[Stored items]
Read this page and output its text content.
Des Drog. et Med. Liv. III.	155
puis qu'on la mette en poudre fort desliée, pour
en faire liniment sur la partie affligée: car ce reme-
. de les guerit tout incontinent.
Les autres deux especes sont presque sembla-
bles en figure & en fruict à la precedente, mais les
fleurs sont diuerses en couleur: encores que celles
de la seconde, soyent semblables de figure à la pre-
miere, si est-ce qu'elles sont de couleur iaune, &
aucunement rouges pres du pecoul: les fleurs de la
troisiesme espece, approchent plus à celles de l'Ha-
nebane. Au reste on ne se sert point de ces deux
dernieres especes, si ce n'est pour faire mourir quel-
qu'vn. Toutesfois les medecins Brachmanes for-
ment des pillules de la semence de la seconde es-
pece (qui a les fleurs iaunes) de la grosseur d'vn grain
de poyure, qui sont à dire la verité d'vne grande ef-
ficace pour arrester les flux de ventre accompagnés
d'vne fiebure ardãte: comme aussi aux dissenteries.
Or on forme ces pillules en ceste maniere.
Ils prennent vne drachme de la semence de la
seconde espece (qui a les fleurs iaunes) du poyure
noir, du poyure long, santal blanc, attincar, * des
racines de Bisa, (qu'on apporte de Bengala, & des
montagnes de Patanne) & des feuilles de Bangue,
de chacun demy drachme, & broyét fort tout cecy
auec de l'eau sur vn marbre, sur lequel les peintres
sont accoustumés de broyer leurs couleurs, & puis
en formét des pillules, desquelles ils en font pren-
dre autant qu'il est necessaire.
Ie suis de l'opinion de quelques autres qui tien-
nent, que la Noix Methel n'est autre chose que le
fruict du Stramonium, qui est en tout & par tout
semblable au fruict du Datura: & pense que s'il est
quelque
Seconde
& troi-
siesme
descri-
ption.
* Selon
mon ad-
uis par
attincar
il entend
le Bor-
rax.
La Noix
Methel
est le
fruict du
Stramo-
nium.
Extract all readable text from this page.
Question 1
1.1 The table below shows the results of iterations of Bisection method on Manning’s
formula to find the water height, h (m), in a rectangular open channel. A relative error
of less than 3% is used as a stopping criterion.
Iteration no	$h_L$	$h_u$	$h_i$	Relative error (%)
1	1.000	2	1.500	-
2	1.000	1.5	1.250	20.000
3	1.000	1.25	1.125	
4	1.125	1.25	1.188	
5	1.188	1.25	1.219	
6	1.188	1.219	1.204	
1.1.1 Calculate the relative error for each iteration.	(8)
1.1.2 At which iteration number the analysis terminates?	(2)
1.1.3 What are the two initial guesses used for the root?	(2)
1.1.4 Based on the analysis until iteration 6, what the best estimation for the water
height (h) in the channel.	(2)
* * *
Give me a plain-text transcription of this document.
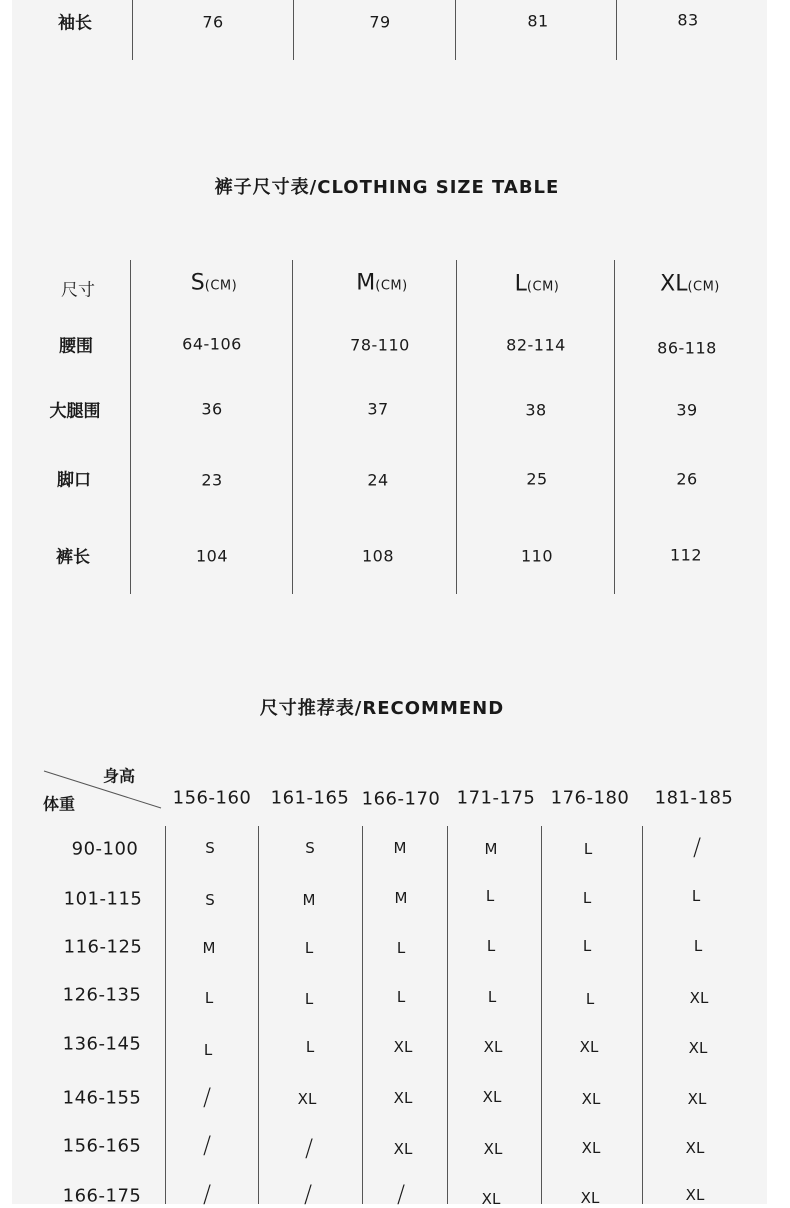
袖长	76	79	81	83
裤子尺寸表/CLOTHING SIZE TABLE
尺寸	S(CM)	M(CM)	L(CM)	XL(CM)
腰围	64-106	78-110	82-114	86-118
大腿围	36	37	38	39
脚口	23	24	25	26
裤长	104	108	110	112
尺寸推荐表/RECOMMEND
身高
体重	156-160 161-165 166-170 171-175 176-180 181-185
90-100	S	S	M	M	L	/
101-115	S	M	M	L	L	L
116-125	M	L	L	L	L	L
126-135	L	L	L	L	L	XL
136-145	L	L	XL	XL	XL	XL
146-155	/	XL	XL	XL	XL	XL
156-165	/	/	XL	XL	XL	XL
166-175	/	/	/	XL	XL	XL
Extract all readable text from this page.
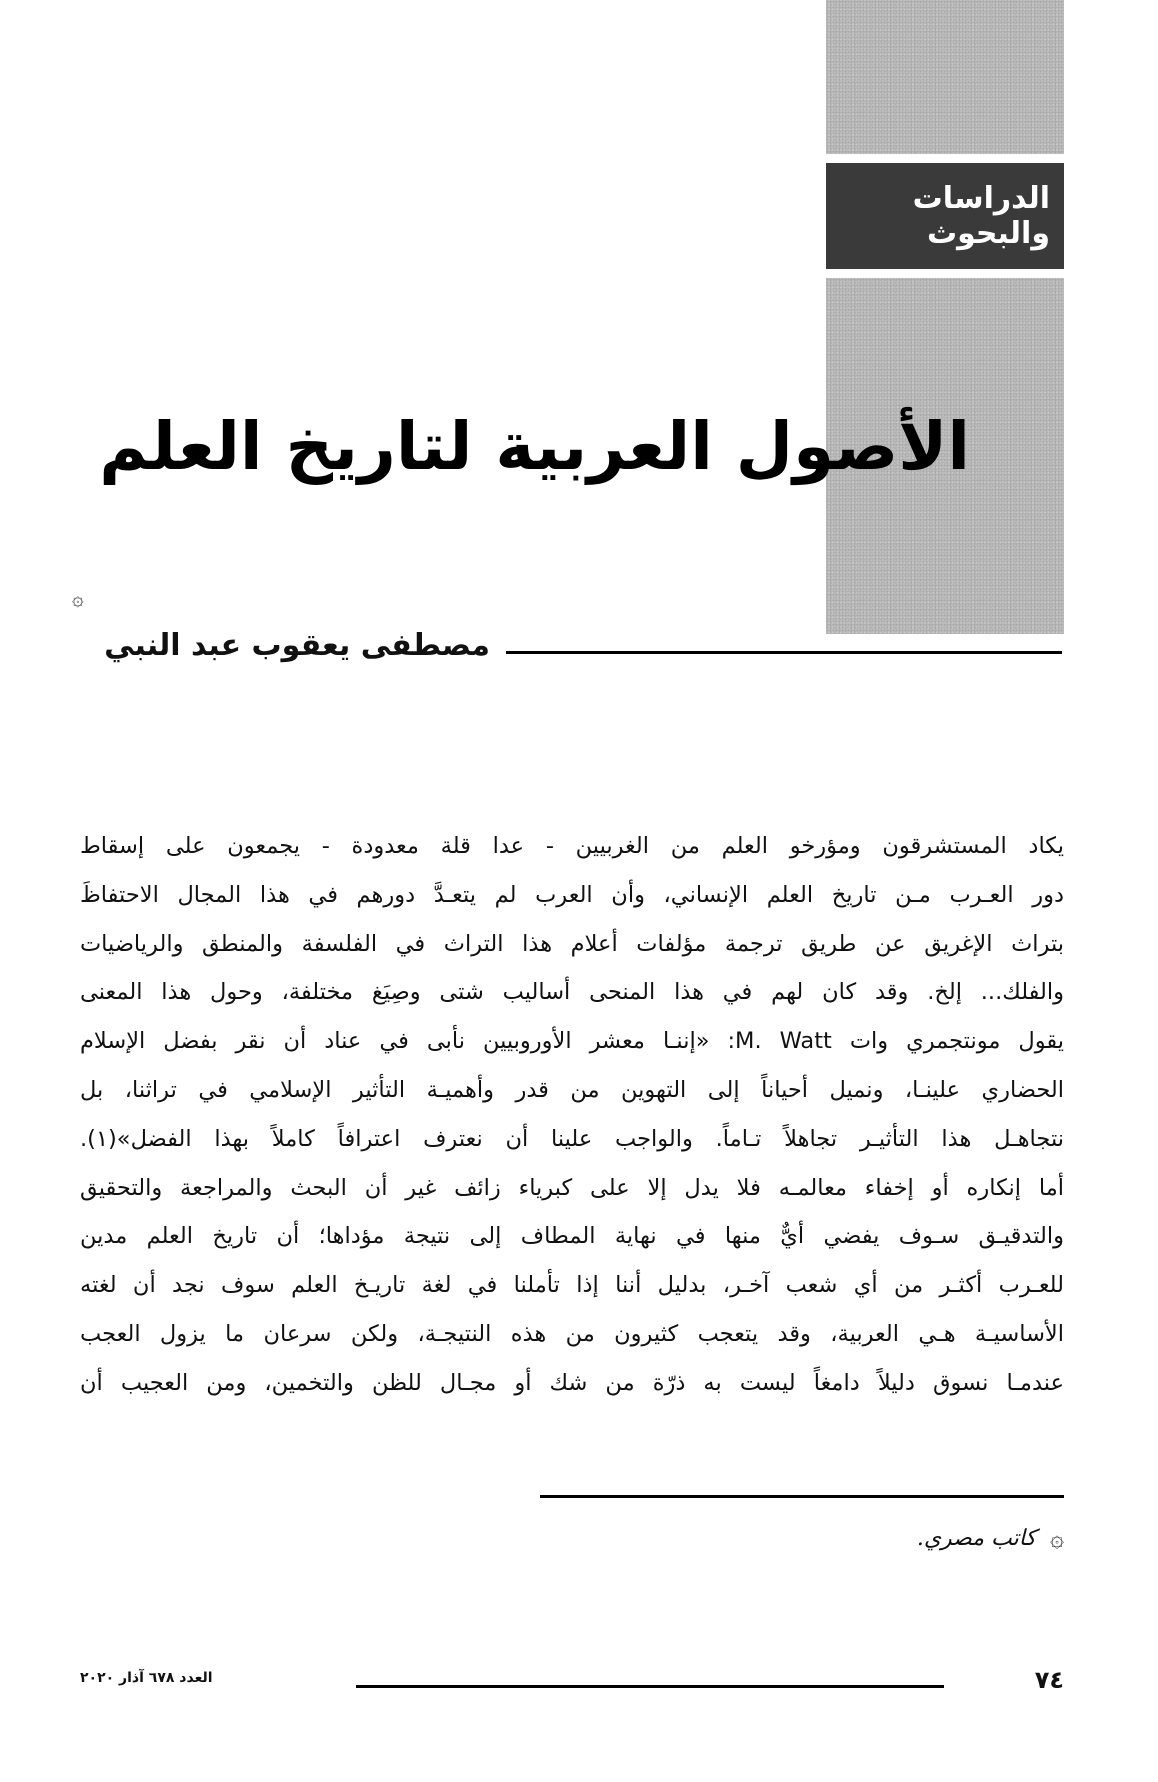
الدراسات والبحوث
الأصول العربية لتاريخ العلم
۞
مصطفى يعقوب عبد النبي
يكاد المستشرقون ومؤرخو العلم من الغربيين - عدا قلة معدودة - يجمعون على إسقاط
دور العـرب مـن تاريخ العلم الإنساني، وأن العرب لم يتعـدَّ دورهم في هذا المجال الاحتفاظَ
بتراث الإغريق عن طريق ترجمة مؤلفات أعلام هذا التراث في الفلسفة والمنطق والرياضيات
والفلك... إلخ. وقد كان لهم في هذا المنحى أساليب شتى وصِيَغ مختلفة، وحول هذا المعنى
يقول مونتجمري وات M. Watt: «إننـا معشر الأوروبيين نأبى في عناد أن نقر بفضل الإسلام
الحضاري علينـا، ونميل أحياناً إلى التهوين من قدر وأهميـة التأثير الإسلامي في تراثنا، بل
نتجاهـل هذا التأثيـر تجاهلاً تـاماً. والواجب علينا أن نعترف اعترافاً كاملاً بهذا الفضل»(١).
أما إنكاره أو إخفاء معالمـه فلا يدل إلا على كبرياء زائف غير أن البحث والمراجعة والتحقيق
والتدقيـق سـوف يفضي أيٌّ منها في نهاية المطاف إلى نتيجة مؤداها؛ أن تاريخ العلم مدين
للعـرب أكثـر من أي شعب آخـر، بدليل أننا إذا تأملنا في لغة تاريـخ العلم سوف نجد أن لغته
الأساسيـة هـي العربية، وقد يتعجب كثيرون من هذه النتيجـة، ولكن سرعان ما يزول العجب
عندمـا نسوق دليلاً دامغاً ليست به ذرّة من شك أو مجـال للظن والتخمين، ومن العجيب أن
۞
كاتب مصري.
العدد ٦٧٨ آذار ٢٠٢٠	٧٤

[Given task] Of the lines in this listing, report how many contain the string "fort", and give the number only.

[Output of the exercise] 2